== Problem details ==
Reproduce word for word the rows below, starting at the first line and ending at the line that contains "picture-button[interactable]: ▨ 图片", with both of those lines included.

== Data excerpts ==
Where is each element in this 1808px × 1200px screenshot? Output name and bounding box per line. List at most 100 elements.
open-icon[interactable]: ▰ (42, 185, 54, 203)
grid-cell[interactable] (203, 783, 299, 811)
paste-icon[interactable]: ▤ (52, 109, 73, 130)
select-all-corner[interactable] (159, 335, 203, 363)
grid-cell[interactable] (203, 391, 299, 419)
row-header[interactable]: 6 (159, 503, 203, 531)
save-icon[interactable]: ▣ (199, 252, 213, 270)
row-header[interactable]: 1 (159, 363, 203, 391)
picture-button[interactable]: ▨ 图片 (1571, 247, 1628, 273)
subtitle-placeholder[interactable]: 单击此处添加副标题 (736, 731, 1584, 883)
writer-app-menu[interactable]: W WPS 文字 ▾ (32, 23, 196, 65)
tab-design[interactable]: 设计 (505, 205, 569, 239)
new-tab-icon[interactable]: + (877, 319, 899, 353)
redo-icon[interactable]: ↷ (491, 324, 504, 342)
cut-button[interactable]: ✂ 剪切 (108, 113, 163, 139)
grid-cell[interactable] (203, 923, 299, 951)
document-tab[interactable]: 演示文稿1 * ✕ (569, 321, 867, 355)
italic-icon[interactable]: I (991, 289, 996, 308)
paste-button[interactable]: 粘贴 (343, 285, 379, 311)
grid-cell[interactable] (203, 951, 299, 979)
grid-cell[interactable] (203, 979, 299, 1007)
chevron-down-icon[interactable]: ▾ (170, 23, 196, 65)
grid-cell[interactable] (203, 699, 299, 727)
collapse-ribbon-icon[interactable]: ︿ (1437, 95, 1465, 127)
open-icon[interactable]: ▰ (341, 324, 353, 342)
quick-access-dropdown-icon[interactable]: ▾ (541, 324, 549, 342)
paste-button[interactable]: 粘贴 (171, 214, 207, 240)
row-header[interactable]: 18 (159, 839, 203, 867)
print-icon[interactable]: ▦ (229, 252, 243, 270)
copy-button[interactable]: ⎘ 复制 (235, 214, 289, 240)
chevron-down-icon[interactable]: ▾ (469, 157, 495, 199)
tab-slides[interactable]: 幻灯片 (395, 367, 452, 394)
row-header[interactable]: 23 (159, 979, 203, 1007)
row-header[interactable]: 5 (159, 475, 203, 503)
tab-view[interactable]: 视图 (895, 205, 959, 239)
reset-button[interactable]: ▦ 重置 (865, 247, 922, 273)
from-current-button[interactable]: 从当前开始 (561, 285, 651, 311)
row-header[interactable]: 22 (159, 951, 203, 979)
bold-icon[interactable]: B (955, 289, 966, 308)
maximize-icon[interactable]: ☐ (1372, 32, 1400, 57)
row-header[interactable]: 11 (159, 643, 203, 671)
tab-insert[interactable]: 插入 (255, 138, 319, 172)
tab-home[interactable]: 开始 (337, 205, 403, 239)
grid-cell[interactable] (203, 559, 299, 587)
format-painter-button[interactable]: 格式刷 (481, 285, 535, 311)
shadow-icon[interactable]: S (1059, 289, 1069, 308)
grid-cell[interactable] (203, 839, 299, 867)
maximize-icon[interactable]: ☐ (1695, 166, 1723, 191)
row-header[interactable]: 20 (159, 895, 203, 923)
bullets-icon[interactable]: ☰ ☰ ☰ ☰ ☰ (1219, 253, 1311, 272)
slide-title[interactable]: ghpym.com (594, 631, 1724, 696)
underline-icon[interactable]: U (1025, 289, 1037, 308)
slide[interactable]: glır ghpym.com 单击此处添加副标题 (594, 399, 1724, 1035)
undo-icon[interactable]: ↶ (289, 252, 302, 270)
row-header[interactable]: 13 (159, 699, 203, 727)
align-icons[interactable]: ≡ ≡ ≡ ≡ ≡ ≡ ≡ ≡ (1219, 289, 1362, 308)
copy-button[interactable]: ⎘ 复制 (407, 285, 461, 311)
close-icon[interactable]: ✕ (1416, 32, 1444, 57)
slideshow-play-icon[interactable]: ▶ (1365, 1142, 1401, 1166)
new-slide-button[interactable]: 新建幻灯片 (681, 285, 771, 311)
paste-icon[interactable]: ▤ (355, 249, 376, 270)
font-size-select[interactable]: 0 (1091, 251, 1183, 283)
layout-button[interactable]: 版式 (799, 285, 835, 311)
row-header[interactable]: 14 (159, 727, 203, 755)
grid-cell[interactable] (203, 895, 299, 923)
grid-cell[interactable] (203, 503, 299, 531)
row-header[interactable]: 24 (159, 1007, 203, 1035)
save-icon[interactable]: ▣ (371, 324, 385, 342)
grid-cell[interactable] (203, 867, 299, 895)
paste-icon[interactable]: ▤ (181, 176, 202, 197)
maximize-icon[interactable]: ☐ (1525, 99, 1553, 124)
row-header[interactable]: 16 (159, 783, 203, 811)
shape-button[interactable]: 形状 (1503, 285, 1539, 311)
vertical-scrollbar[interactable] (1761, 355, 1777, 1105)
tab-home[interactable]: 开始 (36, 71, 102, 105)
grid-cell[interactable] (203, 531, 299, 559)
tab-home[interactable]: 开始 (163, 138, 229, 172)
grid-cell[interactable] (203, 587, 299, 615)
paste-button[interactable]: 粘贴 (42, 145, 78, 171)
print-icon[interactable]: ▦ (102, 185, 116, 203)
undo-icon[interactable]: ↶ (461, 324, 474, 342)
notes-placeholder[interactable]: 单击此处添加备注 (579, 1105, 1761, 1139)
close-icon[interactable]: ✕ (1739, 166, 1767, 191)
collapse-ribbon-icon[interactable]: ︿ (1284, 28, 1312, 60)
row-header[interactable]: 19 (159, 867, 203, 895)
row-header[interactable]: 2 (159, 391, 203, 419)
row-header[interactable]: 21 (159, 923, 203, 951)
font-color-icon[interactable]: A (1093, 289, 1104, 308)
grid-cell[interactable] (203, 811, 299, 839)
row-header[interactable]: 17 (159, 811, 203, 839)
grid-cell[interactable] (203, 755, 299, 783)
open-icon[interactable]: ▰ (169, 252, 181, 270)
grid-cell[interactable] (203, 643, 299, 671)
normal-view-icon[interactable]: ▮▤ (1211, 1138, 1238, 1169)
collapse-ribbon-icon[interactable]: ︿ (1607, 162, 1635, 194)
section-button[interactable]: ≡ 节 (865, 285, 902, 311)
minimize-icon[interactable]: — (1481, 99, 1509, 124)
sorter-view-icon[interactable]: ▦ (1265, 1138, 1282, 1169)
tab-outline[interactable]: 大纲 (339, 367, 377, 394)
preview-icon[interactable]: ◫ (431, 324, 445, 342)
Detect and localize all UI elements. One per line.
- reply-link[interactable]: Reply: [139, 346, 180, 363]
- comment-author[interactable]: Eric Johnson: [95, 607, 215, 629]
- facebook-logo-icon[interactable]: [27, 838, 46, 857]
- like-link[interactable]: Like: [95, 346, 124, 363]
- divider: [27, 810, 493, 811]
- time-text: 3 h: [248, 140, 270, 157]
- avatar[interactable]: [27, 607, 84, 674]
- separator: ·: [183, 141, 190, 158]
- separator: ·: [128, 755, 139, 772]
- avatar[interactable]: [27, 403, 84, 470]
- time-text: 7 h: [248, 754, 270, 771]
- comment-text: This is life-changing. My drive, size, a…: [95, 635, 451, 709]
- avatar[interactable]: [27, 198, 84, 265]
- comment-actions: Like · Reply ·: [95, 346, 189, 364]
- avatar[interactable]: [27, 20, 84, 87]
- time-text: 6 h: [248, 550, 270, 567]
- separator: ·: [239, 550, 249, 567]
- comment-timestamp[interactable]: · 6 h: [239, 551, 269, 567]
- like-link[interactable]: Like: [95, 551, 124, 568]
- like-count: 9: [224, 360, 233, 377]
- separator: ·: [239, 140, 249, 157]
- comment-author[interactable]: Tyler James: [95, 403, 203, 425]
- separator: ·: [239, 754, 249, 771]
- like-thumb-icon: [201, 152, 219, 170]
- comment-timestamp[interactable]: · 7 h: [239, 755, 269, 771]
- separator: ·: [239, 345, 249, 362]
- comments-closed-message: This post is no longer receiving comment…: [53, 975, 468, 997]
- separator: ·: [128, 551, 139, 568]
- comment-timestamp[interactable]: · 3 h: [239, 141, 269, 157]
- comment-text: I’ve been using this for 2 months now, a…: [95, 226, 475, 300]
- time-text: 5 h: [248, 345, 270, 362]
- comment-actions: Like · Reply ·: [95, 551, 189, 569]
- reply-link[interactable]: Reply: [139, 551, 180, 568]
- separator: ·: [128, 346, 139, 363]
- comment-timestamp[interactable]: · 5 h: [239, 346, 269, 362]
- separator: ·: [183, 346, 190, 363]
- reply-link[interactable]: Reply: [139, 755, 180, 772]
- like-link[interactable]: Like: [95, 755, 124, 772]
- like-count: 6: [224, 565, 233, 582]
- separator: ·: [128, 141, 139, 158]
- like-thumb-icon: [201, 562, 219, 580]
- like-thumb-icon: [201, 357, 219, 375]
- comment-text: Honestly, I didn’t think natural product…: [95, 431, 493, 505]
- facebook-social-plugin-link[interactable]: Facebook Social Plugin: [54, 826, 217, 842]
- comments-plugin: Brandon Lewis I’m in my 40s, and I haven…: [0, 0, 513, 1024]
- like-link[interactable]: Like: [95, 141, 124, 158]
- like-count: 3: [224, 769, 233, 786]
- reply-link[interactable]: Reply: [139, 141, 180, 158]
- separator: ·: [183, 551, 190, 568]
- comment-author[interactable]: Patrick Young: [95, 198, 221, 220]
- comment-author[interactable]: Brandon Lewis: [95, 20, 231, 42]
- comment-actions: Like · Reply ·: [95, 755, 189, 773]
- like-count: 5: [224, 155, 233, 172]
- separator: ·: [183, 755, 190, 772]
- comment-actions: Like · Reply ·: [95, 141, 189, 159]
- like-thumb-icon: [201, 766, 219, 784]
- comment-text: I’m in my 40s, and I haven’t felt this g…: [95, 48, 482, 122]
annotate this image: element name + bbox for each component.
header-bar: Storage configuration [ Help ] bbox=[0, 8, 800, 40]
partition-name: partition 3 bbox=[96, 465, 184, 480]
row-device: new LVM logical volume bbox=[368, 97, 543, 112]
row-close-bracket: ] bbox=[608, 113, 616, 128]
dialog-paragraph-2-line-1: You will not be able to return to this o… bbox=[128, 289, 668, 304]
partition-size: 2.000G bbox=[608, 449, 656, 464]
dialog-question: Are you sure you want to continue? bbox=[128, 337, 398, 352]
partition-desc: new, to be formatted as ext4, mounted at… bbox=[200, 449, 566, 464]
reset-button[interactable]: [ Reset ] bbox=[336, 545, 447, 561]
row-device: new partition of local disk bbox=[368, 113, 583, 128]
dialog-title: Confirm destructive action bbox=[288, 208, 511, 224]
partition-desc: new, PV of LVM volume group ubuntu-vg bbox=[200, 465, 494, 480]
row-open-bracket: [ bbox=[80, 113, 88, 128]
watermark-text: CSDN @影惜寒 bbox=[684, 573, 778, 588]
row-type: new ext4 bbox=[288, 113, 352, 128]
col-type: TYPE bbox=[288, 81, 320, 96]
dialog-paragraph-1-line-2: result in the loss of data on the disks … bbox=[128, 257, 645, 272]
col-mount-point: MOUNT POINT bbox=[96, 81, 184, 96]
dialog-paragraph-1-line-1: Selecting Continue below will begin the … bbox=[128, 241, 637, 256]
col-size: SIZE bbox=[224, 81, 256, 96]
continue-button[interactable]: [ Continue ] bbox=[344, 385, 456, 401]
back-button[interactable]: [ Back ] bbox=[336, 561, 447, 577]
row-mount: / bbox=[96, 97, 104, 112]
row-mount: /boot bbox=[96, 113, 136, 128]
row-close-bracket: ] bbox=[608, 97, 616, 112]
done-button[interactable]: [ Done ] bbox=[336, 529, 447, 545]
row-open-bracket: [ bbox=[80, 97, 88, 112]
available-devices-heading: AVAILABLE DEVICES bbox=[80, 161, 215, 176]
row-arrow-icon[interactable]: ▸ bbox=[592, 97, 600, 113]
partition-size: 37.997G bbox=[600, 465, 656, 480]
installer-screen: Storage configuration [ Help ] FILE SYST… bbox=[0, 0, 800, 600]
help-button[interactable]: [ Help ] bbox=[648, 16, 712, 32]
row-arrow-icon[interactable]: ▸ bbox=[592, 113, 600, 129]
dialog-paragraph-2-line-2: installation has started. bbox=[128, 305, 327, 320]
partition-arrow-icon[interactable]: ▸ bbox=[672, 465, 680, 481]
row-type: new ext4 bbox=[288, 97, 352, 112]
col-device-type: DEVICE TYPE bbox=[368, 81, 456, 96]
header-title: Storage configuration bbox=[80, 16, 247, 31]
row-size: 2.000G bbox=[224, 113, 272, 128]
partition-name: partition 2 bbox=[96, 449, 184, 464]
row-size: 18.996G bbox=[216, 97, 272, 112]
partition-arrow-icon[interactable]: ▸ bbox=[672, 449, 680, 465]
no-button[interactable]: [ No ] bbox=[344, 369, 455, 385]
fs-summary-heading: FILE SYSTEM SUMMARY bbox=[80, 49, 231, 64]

== Task result ==
Where is each element in this 1808px × 1200px screenshot? Output name and bounding box per line. List at most 100 elements.
open-icon[interactable]: ▰ (42, 185, 54, 203)
grid-cell[interactable] (203, 783, 299, 811)
paste-icon[interactable]: ▤ (52, 109, 73, 130)
select-all-corner[interactable] (159, 335, 203, 363)
grid-cell[interactable] (203, 391, 299, 419)
row-header[interactable]: 6 (159, 503, 203, 531)
save-icon[interactable]: ▣ (199, 252, 213, 270)
row-header[interactable]: 1 (159, 363, 203, 391)
picture-button[interactable]: ▨ 图片 (1571, 247, 1628, 273)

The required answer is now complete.